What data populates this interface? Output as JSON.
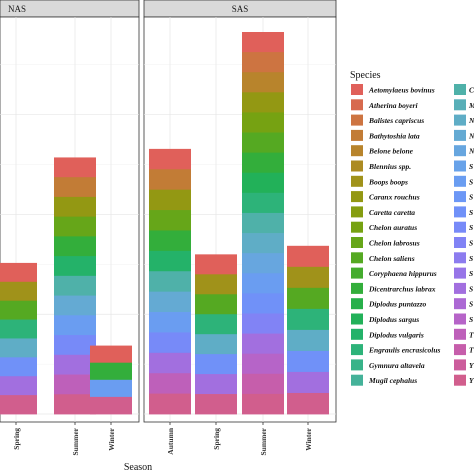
{
  "chart_data": {
    "type": "bar",
    "stacked": true,
    "xlabel": "Season",
    "ylabel": "",
    "ylim": [
      0,
      140
    ],
    "grid": true,
    "legend_position": "right",
    "legend_title": "Species",
    "panels": [
      {
        "strip": "NAS",
        "categories": [
          "Spring",
          "Summer",
          "Winter"
        ],
        "totals": [
          53,
          90,
          24
        ]
      },
      {
        "strip": "SAS",
        "categories": [
          "Autumn",
          "Spring",
          "Summer",
          "Winter"
        ],
        "totals": [
          93,
          56,
          134,
          59
        ]
      }
    ],
    "legend_entries": [
      {
        "label": "Aetomylaeus bovinus",
        "color": "#e0605a"
      },
      {
        "label": "Atherina boyeri",
        "color": "#d76a4e"
      },
      {
        "label": "Balistes capriscus",
        "color": "#cd7441"
      },
      {
        "label": "Bathytoshia lata",
        "color": "#c27c36"
      },
      {
        "label": "Belone belone",
        "color": "#b8842c"
      },
      {
        "label": "Blennius spp.",
        "color": "#ac8b22"
      },
      {
        "label": "Boops boops",
        "color": "#a0921a"
      },
      {
        "label": "Caranx rouchus",
        "color": "#939813"
      },
      {
        "label": "Caretta caretta",
        "color": "#859d10"
      },
      {
        "label": "Chelon auratus",
        "color": "#76a212"
      },
      {
        "label": "Chelon labrosus",
        "color": "#66a619"
      },
      {
        "label": "Chelon saliens",
        "color": "#55a922"
      },
      {
        "label": "Coryphaena hippurus",
        "color": "#44ac2e"
      },
      {
        "label": "Dicentrarchus labrax",
        "color": "#33ae3b"
      },
      {
        "label": "Diplodus puntazzo",
        "color": "#27b04a"
      },
      {
        "label": "Diplodus sargus",
        "color": "#22b159"
      },
      {
        "label": "Diplodus vulgaris",
        "color": "#24b269"
      },
      {
        "label": "Engraulis encrasicolus",
        "color": "#2db379"
      },
      {
        "label": "Gymnura altavela",
        "color": "#38b389"
      },
      {
        "label": "Mugil cephalus",
        "color": "#44b299"
      }
    ],
    "legend_entries_col2_clipped": [
      {
        "label": "C",
        "color": "#4fb1a9"
      },
      {
        "label": "M",
        "color": "#58afb8"
      },
      {
        "label": "N",
        "color": "#5fadc6"
      },
      {
        "label": "N",
        "color": "#64aad3"
      },
      {
        "label": "N",
        "color": "#67a6df"
      },
      {
        "label": "S",
        "color": "#68a2e9"
      },
      {
        "label": "S",
        "color": "#6a9df1"
      },
      {
        "label": "S",
        "color": "#6c97f6"
      },
      {
        "label": "S",
        "color": "#7091f8"
      },
      {
        "label": "S",
        "color": "#778af8"
      },
      {
        "label": "S",
        "color": "#8183f5"
      },
      {
        "label": "S",
        "color": "#8c7cef"
      },
      {
        "label": "S",
        "color": "#9775e8"
      },
      {
        "label": "S",
        "color": "#a26fdf"
      },
      {
        "label": "S",
        "color": "#ac69d4"
      },
      {
        "label": "S",
        "color": "#b664c8"
      },
      {
        "label": "T",
        "color": "#be60ba"
      },
      {
        "label": "T",
        "color": "#c65eab"
      },
      {
        "label": "Y",
        "color": "#cc5d9c"
      },
      {
        "label": "Y",
        "color": "#d15e8d"
      }
    ]
  }
}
——
**Aim of the exercise:** Every line should be retyped exactly, with the pictures omitted.

**The completed task:**
What data populates this interface? Output as JSON.
{
  "chart_data": {
    "type": "bar",
    "stacked": true,
    "xlabel": "Season",
    "ylabel": "",
    "ylim": [
      0,
      140
    ],
    "grid": true,
    "legend_position": "right",
    "legend_title": "Species",
    "panels": [
      {
        "strip": "NAS",
        "categories": [
          "Spring",
          "Summer",
          "Winter"
        ],
        "totals": [
          53,
          90,
          24
        ]
      },
      {
        "strip": "SAS",
        "categories": [
          "Autumn",
          "Spring",
          "Summer",
          "Winter"
        ],
        "totals": [
          93,
          56,
          134,
          59
        ]
      }
    ],
    "legend_entries": [
      {
        "label": "Aetomylaeus bovinus",
        "color": "#e0605a"
      },
      {
        "label": "Atherina boyeri",
        "color": "#d76a4e"
      },
      {
        "label": "Balistes capriscus",
        "color": "#cd7441"
      },
      {
        "label": "Bathytoshia lata",
        "color": "#c27c36"
      },
      {
        "label": "Belone belone",
        "color": "#b8842c"
      },
      {
        "label": "Blennius spp.",
        "color": "#ac8b22"
      },
      {
        "label": "Boops boops",
        "color": "#a0921a"
      },
      {
        "label": "Caranx rouchus",
        "color": "#939813"
      },
      {
        "label": "Caretta caretta",
        "color": "#859d10"
      },
      {
        "label": "Chelon auratus",
        "color": "#76a212"
      },
      {
        "label": "Chelon labrosus",
        "color": "#66a619"
      },
      {
        "label": "Chelon saliens",
        "color": "#55a922"
      },
      {
        "label": "Coryphaena hippurus",
        "color": "#44ac2e"
      },
      {
        "label": "Dicentrarchus labrax",
        "color": "#33ae3b"
      },
      {
        "label": "Diplodus puntazzo",
        "color": "#27b04a"
      },
      {
        "label": "Diplodus sargus",
        "color": "#22b159"
      },
      {
        "label": "Diplodus vulgaris",
        "color": "#24b269"
      },
      {
        "label": "Engraulis encrasicolus",
        "color": "#2db379"
      },
      {
        "label": "Gymnura altavela",
        "color": "#38b389"
      },
      {
        "label": "Mugil cephalus",
        "color": "#44b299"
      }
    ],
    "legend_entries_col2_clipped": [
      {
        "label": "C",
        "color": "#4fb1a9"
      },
      {
        "label": "M",
        "color": "#58afb8"
      },
      {
        "label": "N",
        "color": "#5fadc6"
      },
      {
        "label": "N",
        "color": "#64aad3"
      },
      {
        "label": "N",
        "color": "#67a6df"
      },
      {
        "label": "S",
        "color": "#68a2e9"
      },
      {
        "label": "S",
        "color": "#6a9df1"
      },
      {
        "label": "S",
        "color": "#6c97f6"
      },
      {
        "label": "S",
        "color": "#7091f8"
      },
      {
        "label": "S",
        "color": "#778af8"
      },
      {
        "label": "S",
        "color": "#8183f5"
      },
      {
        "label": "S",
        "color": "#8c7cef"
      },
      {
        "label": "S",
        "color": "#9775e8"
      },
      {
        "label": "S",
        "color": "#a26fdf"
      },
      {
        "label": "S",
        "color": "#ac69d4"
      },
      {
        "label": "S",
        "color": "#b664c8"
      },
      {
        "label": "T",
        "color": "#be60ba"
      },
      {
        "label": "T",
        "color": "#c65eab"
      },
      {
        "label": "Y",
        "color": "#cc5d9c"
      },
      {
        "label": "Y",
        "color": "#d15e8d"
      }
    ]
  }
}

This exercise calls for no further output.